Extracted data entries:
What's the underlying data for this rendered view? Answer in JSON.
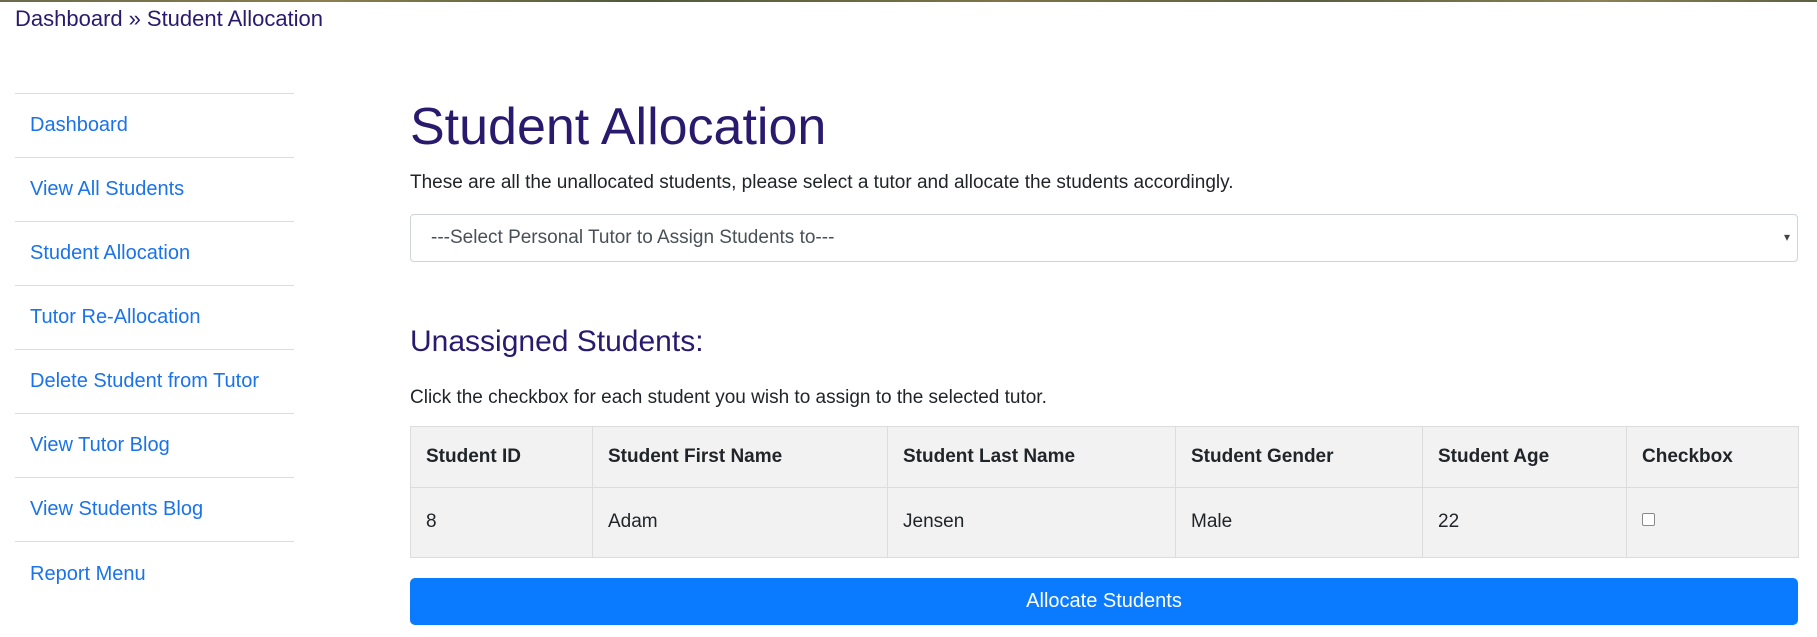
{
  "breadcrumb": {
    "home": "Dashboard",
    "separator": "»",
    "current": "Student Allocation"
  },
  "sidebar": {
    "items": [
      {
        "label": "Dashboard"
      },
      {
        "label": "View All Students"
      },
      {
        "label": "Student Allocation"
      },
      {
        "label": "Tutor Re-Allocation"
      },
      {
        "label": "Delete Student from Tutor"
      },
      {
        "label": "View Tutor Blog"
      },
      {
        "label": "View Students Blog"
      },
      {
        "label": "Report Menu"
      }
    ]
  },
  "main": {
    "title": "Student Allocation",
    "intro": "These are all the unallocated students, please select a tutor and allocate the students accordingly.",
    "tutor_select": {
      "selected": "---Select Personal Tutor to Assign Students to---"
    },
    "section_title": "Unassigned Students:",
    "section_desc": "Click the checkbox for each student you wish to assign to the selected tutor.",
    "table": {
      "headers": [
        "Student ID",
        "Student First Name",
        "Student Last Name",
        "Student Gender",
        "Student Age",
        "Checkbox"
      ],
      "rows": [
        {
          "id": "8",
          "first": "Adam",
          "last": "Jensen",
          "gender": "Male",
          "age": "22",
          "checked": false
        }
      ]
    },
    "allocate_label": "Allocate Students"
  },
  "colors": {
    "heading": "#2a1a6e",
    "link": "#1a73e8",
    "button": "#0a7bff"
  }
}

▸ **Aim**:
Reproduce the data word for word, excluding its pictures.

▸ **Output of the exercise**:
What's the underlying data for this rendered view? Answer in JSON.
{
  "breadcrumb": {
    "home": "Dashboard",
    "separator": "»",
    "current": "Student Allocation"
  },
  "sidebar": {
    "items": [
      {
        "label": "Dashboard"
      },
      {
        "label": "View All Students"
      },
      {
        "label": "Student Allocation"
      },
      {
        "label": "Tutor Re-Allocation"
      },
      {
        "label": "Delete Student from Tutor"
      },
      {
        "label": "View Tutor Blog"
      },
      {
        "label": "View Students Blog"
      },
      {
        "label": "Report Menu"
      }
    ]
  },
  "main": {
    "title": "Student Allocation",
    "intro": "These are all the unallocated students, please select a tutor and allocate the students accordingly.",
    "tutor_select": {
      "selected": "---Select Personal Tutor to Assign Students to---"
    },
    "section_title": "Unassigned Students:",
    "section_desc": "Click the checkbox for each student you wish to assign to the selected tutor.",
    "table": {
      "headers": [
        "Student ID",
        "Student First Name",
        "Student Last Name",
        "Student Gender",
        "Student Age",
        "Checkbox"
      ],
      "rows": [
        {
          "id": "8",
          "first": "Adam",
          "last": "Jensen",
          "gender": "Male",
          "age": "22",
          "checked": false
        }
      ]
    },
    "allocate_label": "Allocate Students"
  },
  "colors": {
    "heading": "#2a1a6e",
    "link": "#1a73e8",
    "button": "#0a7bff"
  }
}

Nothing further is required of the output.